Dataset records
>> Begin
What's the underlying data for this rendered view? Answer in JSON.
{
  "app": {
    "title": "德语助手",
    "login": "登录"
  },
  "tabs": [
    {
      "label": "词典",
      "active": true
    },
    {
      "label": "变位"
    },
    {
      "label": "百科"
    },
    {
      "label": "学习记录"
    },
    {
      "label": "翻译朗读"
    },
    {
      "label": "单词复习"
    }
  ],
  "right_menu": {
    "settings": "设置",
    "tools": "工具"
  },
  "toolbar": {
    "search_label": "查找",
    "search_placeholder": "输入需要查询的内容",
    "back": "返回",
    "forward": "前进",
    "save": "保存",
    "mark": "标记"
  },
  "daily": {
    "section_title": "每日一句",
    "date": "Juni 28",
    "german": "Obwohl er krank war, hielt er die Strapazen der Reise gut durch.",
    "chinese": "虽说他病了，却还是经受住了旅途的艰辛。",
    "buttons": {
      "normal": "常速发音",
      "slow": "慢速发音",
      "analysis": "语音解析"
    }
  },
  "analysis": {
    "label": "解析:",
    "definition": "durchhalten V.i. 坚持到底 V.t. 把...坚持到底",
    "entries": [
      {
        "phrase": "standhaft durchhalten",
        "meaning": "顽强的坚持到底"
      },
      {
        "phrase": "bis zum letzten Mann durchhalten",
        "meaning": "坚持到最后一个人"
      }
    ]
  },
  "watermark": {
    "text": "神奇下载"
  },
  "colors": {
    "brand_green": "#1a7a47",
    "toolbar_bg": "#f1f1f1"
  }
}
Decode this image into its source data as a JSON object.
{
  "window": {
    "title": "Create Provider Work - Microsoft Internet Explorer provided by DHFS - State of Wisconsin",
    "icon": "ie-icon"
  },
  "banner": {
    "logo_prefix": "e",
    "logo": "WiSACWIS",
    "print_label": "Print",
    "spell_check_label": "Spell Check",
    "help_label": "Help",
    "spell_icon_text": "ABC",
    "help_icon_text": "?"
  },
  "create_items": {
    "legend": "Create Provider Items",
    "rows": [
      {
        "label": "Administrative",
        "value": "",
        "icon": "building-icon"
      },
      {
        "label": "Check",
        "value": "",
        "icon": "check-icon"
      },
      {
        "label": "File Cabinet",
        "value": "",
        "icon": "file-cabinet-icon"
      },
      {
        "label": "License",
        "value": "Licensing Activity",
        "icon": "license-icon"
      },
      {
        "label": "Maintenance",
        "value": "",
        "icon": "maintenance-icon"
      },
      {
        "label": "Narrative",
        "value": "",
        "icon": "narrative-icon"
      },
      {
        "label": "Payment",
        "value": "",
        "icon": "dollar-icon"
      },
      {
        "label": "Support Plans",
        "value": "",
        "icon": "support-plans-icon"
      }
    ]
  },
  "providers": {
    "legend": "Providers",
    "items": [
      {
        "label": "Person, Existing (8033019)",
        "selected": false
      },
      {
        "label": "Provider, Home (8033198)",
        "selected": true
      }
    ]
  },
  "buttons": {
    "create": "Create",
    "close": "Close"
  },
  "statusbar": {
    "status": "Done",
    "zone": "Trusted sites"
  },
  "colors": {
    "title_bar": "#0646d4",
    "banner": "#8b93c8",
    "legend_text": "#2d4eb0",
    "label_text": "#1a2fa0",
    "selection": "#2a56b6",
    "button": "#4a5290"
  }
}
>> End
* _Aim_: Repeat the data above exactly.

* _Result of the exercise_:
What's the underlying data for this rendered view? Answer in JSON.
{
  "app": {
    "title": "德语助手",
    "login": "登录"
  },
  "tabs": [
    {
      "label": "词典",
      "active": true
    },
    {
      "label": "变位"
    },
    {
      "label": "百科"
    },
    {
      "label": "学习记录"
    },
    {
      "label": "翻译朗读"
    },
    {
      "label": "单词复习"
    }
  ],
  "right_menu": {
    "settings": "设置",
    "tools": "工具"
  },
  "toolbar": {
    "search_label": "查找",
    "search_placeholder": "输入需要查询的内容",
    "back": "返回",
    "forward": "前进",
    "save": "保存",
    "mark": "标记"
  },
  "daily": {
    "section_title": "每日一句",
    "date": "Juni 28",
    "german": "Obwohl er krank war, hielt er die Strapazen der Reise gut durch.",
    "chinese": "虽说他病了，却还是经受住了旅途的艰辛。",
    "buttons": {
      "normal": "常速发音",
      "slow": "慢速发音",
      "analysis": "语音解析"
    }
  },
  "analysis": {
    "label": "解析:",
    "definition": "durchhalten V.i. 坚持到底 V.t. 把...坚持到底",
    "entries": [
      {
        "phrase": "standhaft durchhalten",
        "meaning": "顽强的坚持到底"
      },
      {
        "phrase": "bis zum letzten Mann durchhalten",
        "meaning": "坚持到最后一个人"
      }
    ]
  },
  "watermark": {
    "text": "神奇下载"
  },
  "colors": {
    "brand_green": "#1a7a47",
    "toolbar_bg": "#f1f1f1"
  }
}
Decode this image into its source data as a JSON object.
{
  "window": {
    "title": "Create Provider Work - Microsoft Internet Explorer provided by DHFS - State of Wisconsin",
    "icon": "ie-icon"
  },
  "banner": {
    "logo_prefix": "e",
    "logo": "WiSACWIS",
    "print_label": "Print",
    "spell_check_label": "Spell Check",
    "help_label": "Help",
    "spell_icon_text": "ABC",
    "help_icon_text": "?"
  },
  "create_items": {
    "legend": "Create Provider Items",
    "rows": [
      {
        "label": "Administrative",
        "value": "",
        "icon": "building-icon"
      },
      {
        "label": "Check",
        "value": "",
        "icon": "check-icon"
      },
      {
        "label": "File Cabinet",
        "value": "",
        "icon": "file-cabinet-icon"
      },
      {
        "label": "License",
        "value": "Licensing Activity",
        "icon": "license-icon"
      },
      {
        "label": "Maintenance",
        "value": "",
        "icon": "maintenance-icon"
      },
      {
        "label": "Narrative",
        "value": "",
        "icon": "narrative-icon"
      },
      {
        "label": "Payment",
        "value": "",
        "icon": "dollar-icon"
      },
      {
        "label": "Support Plans",
        "value": "",
        "icon": "support-plans-icon"
      }
    ]
  },
  "providers": {
    "legend": "Providers",
    "items": [
      {
        "label": "Person, Existing (8033019)",
        "selected": false
      },
      {
        "label": "Provider, Home (8033198)",
        "selected": true
      }
    ]
  },
  "buttons": {
    "create": "Create",
    "close": "Close"
  },
  "statusbar": {
    "status": "Done",
    "zone": "Trusted sites"
  },
  "colors": {
    "title_bar": "#0646d4",
    "banner": "#8b93c8",
    "legend_text": "#2d4eb0",
    "label_text": "#1a2fa0",
    "selection": "#2a56b6",
    "button": "#4a5290"
  }
}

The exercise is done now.